=== Materials provided ===

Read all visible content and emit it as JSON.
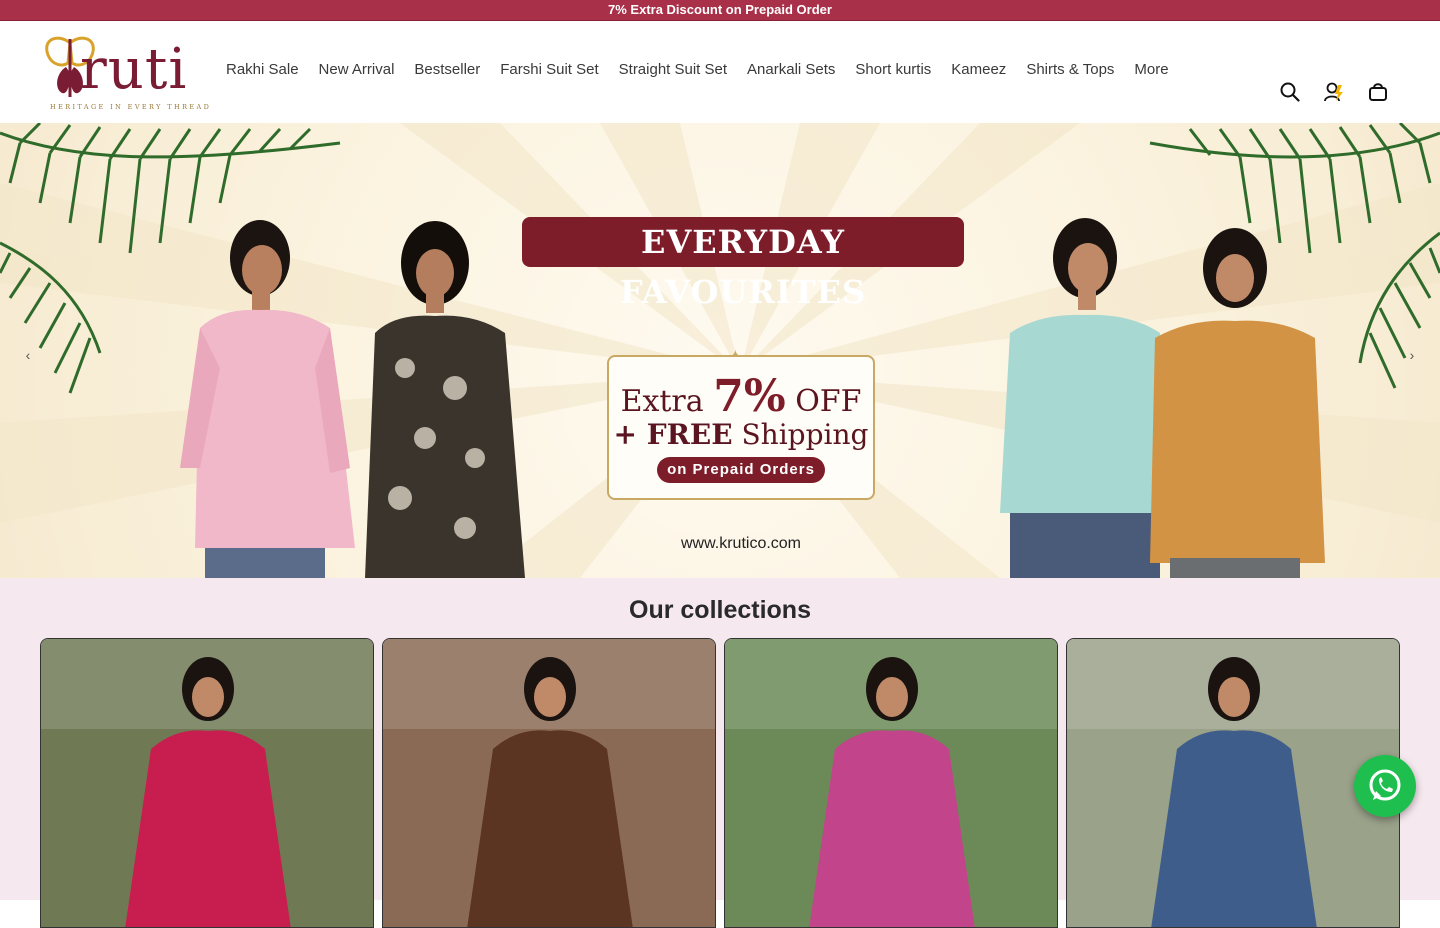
{
  "announcement": "7% Extra Discount on Prepaid Order",
  "brand": {
    "wordmark": "ruti",
    "tagline": "HERITAGE IN EVERY THREAD"
  },
  "nav": [
    "Rakhi Sale",
    "New Arrival",
    "Bestseller",
    "Farshi Suit Set",
    "Straight Suit Set",
    "Anarkali Sets",
    "Short kurtis",
    "Kameez",
    "Shirts & Tops",
    "More"
  ],
  "header_icons": [
    "search-icon",
    "account-icon",
    "cart-icon"
  ],
  "hero": {
    "title": "EVERYDAY FAVOURITES",
    "offer_extra": "Extra",
    "offer_percent": "7%",
    "offer_off": "OFF",
    "offer_free": "+ FREE",
    "offer_shipping": "Shipping",
    "offer_pill": "on Prepaid Orders",
    "website": "www.krutico.com",
    "prev": "‹",
    "next": "›"
  },
  "collections": {
    "title": "Our collections",
    "cards": [
      {
        "color": "#c81e4f",
        "bg": "#6f7a55"
      },
      {
        "color": "#5b3422",
        "bg": "#8a6a55"
      },
      {
        "color": "#c2448a",
        "bg": "#6c8a57"
      },
      {
        "color": "#3f5d8a",
        "bg": "#9aa28a"
      }
    ]
  },
  "colors": {
    "accent": "#a93049",
    "maroon": "#7e1d2a",
    "gold": "#c9a863",
    "whatsapp": "#1fbf4f"
  }
}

===

Task description
The pictures in the entries should be left out; output everything else exactly.

Result of this task
Read all visible content and emit it as JSON.
{
  "announcement": "7% Extra Discount on Prepaid Order",
  "brand": {
    "wordmark": "ruti",
    "tagline": "HERITAGE IN EVERY THREAD"
  },
  "nav": [
    "Rakhi Sale",
    "New Arrival",
    "Bestseller",
    "Farshi Suit Set",
    "Straight Suit Set",
    "Anarkali Sets",
    "Short kurtis",
    "Kameez",
    "Shirts & Tops",
    "More"
  ],
  "header_icons": [
    "search-icon",
    "account-icon",
    "cart-icon"
  ],
  "hero": {
    "title": "EVERYDAY FAVOURITES",
    "offer_extra": "Extra",
    "offer_percent": "7%",
    "offer_off": "OFF",
    "offer_free": "+ FREE",
    "offer_shipping": "Shipping",
    "offer_pill": "on Prepaid Orders",
    "website": "www.krutico.com",
    "prev": "‹",
    "next": "›"
  },
  "collections": {
    "title": "Our collections",
    "cards": [
      {
        "color": "#c81e4f",
        "bg": "#6f7a55"
      },
      {
        "color": "#5b3422",
        "bg": "#8a6a55"
      },
      {
        "color": "#c2448a",
        "bg": "#6c8a57"
      },
      {
        "color": "#3f5d8a",
        "bg": "#9aa28a"
      }
    ]
  },
  "colors": {
    "accent": "#a93049",
    "maroon": "#7e1d2a",
    "gold": "#c9a863",
    "whatsapp": "#1fbf4f"
  }
}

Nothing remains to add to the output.